The task ->
Locate the string "themselves" in the records below. Copy every line where it occurs.

Records for the task ->
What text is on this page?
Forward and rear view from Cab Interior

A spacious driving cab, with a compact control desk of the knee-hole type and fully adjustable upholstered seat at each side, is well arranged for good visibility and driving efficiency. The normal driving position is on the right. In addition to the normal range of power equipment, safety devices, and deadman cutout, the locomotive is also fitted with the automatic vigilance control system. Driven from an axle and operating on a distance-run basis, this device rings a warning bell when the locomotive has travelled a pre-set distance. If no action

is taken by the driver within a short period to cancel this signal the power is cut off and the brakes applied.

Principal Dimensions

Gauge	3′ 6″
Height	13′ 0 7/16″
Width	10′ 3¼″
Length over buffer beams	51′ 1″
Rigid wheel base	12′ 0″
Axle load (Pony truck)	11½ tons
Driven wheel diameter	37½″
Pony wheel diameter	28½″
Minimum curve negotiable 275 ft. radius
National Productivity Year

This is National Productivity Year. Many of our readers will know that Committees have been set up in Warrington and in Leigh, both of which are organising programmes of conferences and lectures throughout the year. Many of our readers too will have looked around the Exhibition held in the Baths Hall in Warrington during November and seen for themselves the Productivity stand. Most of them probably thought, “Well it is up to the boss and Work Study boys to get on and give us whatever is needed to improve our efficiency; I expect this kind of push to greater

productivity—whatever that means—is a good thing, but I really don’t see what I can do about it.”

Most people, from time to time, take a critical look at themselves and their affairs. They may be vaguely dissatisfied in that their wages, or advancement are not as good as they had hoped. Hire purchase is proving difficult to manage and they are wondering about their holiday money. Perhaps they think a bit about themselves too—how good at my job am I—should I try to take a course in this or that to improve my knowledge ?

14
--
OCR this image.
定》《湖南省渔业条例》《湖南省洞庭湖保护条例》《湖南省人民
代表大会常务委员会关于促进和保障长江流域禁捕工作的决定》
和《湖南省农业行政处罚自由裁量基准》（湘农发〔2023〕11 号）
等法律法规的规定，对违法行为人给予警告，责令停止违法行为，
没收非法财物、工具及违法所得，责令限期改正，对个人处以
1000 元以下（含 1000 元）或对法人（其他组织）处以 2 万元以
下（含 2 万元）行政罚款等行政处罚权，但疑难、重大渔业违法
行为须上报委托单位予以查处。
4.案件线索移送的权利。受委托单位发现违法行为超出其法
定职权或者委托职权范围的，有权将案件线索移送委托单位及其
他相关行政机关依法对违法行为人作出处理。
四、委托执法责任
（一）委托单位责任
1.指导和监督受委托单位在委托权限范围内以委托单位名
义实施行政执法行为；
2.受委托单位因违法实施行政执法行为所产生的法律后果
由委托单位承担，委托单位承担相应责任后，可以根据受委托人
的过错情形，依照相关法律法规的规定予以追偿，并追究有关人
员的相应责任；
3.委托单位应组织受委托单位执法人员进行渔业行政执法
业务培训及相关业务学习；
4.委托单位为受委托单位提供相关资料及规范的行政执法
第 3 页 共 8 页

Solution ->
This is National Productivity Year. Many of our readers will know that Committees have been set up in Warrington and in Leigh, both of which are organising programmes of conferences and lectures throughout the year. Many of our readers too will have looked around the Exhibition held in the Baths Hall in Warrington during November and seen for themselves the Productivity stand. Most of them probably thought, “Well it is up to the boss and Work Study boys to get on and give us whatever is needed to improve our efficiency; I expect this kind of push to greater
Most people, from time to time, take a critical look at themselves and their affairs. They may be vaguely dissatisfied in that their wages, or advancement are not as good as they had hoped. Hire purchase is proving difficult to manage and they are wondering about their holiday money. Perhaps they think a bit about themselves too—how good at my job am I—should I try to take a course in this or that to improve my knowledge ?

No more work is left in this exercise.